PROBLEM REQUIREMENTS -> Copy out all lines with the word "voltage" in them.

Figure record listings:
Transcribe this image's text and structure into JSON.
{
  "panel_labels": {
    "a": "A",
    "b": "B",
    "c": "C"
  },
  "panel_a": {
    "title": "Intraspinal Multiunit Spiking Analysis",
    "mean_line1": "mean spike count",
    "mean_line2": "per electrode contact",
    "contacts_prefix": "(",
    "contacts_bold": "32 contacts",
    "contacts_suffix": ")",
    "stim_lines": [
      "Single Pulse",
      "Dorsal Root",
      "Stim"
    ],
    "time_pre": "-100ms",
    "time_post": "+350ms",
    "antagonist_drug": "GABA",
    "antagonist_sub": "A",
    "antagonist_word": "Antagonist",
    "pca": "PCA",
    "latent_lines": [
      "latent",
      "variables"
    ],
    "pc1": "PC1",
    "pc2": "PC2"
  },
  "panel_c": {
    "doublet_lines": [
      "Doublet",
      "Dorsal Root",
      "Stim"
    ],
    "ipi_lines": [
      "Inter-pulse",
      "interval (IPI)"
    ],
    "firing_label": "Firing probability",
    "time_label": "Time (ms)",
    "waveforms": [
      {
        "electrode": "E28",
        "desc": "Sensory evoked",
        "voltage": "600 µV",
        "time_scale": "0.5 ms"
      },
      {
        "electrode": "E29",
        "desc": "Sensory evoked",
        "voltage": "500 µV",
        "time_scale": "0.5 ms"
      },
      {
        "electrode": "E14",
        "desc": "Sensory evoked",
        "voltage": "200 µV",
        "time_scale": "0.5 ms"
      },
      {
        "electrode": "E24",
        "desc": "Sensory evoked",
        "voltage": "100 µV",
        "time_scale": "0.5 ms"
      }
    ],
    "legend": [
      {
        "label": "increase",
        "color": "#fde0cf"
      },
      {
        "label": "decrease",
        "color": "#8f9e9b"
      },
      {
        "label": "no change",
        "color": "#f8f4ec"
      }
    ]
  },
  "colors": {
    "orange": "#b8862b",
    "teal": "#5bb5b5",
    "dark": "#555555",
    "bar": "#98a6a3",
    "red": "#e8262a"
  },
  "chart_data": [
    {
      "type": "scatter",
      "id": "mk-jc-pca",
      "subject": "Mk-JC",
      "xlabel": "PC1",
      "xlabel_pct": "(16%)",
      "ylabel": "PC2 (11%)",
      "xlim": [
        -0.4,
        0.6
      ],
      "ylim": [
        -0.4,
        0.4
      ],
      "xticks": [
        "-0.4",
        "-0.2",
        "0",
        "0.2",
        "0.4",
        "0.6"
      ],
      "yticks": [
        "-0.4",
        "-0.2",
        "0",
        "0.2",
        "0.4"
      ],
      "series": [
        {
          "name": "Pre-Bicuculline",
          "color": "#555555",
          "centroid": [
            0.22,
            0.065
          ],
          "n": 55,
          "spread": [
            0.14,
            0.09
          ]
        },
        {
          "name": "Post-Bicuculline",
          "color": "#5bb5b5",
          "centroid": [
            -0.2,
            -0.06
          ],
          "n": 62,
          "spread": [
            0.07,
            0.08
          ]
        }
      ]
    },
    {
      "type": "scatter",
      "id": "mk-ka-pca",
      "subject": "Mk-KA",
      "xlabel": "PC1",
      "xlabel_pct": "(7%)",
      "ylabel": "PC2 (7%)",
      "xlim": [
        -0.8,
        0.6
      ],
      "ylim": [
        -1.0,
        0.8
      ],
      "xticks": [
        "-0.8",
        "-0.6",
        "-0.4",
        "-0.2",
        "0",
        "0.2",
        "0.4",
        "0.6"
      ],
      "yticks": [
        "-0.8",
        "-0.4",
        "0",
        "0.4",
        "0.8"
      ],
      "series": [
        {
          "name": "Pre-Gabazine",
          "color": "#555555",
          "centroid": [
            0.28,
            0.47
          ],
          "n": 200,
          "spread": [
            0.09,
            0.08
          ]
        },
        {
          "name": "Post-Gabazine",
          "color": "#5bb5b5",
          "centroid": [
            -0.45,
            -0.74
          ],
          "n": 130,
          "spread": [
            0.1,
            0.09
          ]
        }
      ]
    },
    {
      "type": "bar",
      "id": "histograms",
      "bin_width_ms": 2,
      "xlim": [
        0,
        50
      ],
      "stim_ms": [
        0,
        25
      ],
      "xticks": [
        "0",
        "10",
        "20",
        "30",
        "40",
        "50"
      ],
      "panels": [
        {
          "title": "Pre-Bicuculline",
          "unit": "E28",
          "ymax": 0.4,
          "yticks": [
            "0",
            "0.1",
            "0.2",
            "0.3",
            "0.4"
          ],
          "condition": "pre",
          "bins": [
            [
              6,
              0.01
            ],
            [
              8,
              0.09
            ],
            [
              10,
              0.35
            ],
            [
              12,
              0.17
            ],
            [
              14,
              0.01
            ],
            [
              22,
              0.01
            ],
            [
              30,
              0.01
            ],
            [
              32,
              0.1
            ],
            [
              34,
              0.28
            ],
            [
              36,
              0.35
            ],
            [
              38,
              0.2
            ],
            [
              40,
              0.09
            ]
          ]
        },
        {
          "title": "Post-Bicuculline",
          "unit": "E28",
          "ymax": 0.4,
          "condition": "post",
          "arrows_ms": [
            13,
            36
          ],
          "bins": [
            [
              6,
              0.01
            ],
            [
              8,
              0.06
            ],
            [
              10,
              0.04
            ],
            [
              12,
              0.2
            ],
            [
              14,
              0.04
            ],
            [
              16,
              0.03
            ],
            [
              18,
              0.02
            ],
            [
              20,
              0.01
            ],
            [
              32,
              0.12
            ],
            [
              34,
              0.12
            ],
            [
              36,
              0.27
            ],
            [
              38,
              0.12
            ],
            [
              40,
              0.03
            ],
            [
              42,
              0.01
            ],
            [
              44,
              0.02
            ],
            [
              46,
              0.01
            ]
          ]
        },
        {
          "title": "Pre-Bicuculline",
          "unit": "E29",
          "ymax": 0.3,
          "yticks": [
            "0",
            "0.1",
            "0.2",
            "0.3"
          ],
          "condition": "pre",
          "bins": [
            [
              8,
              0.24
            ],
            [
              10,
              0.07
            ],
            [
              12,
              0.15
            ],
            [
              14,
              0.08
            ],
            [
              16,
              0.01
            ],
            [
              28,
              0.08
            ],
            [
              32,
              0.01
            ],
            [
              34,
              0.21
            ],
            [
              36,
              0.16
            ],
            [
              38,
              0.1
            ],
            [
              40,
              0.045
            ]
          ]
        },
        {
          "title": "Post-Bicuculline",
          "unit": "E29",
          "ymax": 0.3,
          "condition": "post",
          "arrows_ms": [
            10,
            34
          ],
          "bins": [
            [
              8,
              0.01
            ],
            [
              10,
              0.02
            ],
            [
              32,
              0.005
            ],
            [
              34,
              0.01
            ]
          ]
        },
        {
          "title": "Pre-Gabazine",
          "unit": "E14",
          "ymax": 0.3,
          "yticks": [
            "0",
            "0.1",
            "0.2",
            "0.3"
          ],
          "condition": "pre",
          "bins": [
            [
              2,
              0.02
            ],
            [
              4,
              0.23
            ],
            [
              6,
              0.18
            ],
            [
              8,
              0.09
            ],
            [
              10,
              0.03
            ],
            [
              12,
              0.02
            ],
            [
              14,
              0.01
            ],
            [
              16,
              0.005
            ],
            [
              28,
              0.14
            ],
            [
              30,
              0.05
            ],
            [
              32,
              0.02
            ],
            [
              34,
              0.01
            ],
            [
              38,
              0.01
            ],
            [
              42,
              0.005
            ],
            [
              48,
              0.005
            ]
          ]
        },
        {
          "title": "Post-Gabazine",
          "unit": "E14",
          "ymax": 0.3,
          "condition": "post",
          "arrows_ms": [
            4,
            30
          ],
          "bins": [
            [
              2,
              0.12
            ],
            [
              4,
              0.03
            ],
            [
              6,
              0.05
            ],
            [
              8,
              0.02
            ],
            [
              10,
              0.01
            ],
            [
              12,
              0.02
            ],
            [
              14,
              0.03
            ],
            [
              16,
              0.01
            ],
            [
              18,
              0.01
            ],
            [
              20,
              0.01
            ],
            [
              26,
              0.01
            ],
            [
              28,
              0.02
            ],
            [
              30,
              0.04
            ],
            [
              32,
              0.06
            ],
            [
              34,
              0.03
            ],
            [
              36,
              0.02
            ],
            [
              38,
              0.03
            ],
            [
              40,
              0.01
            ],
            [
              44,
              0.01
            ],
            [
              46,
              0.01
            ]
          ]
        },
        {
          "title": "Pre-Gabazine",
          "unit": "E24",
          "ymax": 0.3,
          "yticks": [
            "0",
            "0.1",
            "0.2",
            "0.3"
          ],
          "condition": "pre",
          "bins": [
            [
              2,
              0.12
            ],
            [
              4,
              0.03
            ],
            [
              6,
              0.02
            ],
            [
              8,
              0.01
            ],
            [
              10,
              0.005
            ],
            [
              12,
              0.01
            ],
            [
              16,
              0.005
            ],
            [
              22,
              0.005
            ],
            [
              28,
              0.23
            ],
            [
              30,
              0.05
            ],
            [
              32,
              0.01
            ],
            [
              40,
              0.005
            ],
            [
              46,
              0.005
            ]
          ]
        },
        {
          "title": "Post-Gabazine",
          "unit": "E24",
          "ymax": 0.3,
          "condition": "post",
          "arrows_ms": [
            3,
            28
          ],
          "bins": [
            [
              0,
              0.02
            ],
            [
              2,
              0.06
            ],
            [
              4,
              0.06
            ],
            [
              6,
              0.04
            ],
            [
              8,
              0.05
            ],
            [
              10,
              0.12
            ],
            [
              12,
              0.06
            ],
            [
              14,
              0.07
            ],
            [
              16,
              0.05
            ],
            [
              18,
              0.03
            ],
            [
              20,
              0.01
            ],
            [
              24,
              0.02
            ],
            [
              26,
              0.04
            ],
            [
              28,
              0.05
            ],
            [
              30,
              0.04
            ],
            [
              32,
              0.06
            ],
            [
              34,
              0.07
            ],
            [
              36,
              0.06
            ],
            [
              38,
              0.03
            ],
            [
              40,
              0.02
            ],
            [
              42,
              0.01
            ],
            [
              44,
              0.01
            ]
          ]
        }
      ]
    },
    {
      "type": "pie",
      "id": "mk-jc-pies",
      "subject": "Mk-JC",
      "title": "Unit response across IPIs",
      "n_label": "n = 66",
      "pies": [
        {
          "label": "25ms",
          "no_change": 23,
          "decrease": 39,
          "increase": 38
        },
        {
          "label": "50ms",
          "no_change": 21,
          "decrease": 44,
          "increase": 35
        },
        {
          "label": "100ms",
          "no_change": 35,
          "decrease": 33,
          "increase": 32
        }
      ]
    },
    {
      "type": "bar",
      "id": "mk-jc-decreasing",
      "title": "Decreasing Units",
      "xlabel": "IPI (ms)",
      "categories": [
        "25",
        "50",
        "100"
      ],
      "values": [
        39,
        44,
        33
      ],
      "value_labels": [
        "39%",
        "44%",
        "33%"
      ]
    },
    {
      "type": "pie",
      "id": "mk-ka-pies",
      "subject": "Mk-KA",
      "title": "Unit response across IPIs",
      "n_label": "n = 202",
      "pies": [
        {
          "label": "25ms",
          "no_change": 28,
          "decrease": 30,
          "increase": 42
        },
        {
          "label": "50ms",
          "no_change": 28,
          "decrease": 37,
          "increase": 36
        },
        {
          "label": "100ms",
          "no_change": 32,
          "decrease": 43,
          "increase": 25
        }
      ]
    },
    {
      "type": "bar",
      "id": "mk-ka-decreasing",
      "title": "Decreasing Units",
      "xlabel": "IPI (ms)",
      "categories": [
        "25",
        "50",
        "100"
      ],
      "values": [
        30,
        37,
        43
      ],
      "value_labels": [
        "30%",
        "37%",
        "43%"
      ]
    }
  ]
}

RESPONSE ->
        "voltage": "600 µV",
        "voltage": "500 µV",
        "voltage": "200 µV",
        "voltage": "100 µV",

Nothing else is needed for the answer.